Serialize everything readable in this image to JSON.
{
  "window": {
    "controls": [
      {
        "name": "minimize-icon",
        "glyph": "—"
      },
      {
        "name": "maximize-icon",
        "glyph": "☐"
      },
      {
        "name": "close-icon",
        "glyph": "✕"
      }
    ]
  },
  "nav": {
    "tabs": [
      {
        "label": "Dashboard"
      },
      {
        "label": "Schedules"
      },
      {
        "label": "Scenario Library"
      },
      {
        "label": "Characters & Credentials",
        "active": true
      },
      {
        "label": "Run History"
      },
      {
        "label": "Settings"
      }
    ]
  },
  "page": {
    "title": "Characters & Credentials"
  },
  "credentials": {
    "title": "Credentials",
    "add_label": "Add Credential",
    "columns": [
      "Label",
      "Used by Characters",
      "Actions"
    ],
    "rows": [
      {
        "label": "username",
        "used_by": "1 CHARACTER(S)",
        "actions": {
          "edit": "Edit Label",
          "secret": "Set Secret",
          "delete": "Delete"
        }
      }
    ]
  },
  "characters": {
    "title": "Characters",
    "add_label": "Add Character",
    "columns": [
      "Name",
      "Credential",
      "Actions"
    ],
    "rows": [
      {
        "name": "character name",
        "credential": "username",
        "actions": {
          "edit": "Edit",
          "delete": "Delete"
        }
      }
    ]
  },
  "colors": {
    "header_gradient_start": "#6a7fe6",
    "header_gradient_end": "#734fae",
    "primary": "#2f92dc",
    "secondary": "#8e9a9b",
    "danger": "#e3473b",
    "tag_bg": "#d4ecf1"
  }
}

Given instruction>
Give the listing above again, word for word.

Exercise output>
Serialize everything readable in this image to JSON.
{
  "window": {
    "controls": [
      {
        "name": "minimize-icon",
        "glyph": "—"
      },
      {
        "name": "maximize-icon",
        "glyph": "☐"
      },
      {
        "name": "close-icon",
        "glyph": "✕"
      }
    ]
  },
  "nav": {
    "tabs": [
      {
        "label": "Dashboard"
      },
      {
        "label": "Schedules"
      },
      {
        "label": "Scenario Library"
      },
      {
        "label": "Characters & Credentials",
        "active": true
      },
      {
        "label": "Run History"
      },
      {
        "label": "Settings"
      }
    ]
  },
  "page": {
    "title": "Characters & Credentials"
  },
  "credentials": {
    "title": "Credentials",
    "add_label": "Add Credential",
    "columns": [
      "Label",
      "Used by Characters",
      "Actions"
    ],
    "rows": [
      {
        "label": "username",
        "used_by": "1 CHARACTER(S)",
        "actions": {
          "edit": "Edit Label",
          "secret": "Set Secret",
          "delete": "Delete"
        }
      }
    ]
  },
  "characters": {
    "title": "Characters",
    "add_label": "Add Character",
    "columns": [
      "Name",
      "Credential",
      "Actions"
    ],
    "rows": [
      {
        "name": "character name",
        "credential": "username",
        "actions": {
          "edit": "Edit",
          "delete": "Delete"
        }
      }
    ]
  },
  "colors": {
    "header_gradient_start": "#6a7fe6",
    "header_gradient_end": "#734fae",
    "primary": "#2f92dc",
    "secondary": "#8e9a9b",
    "danger": "#e3473b",
    "tag_bg": "#d4ecf1"
  }
}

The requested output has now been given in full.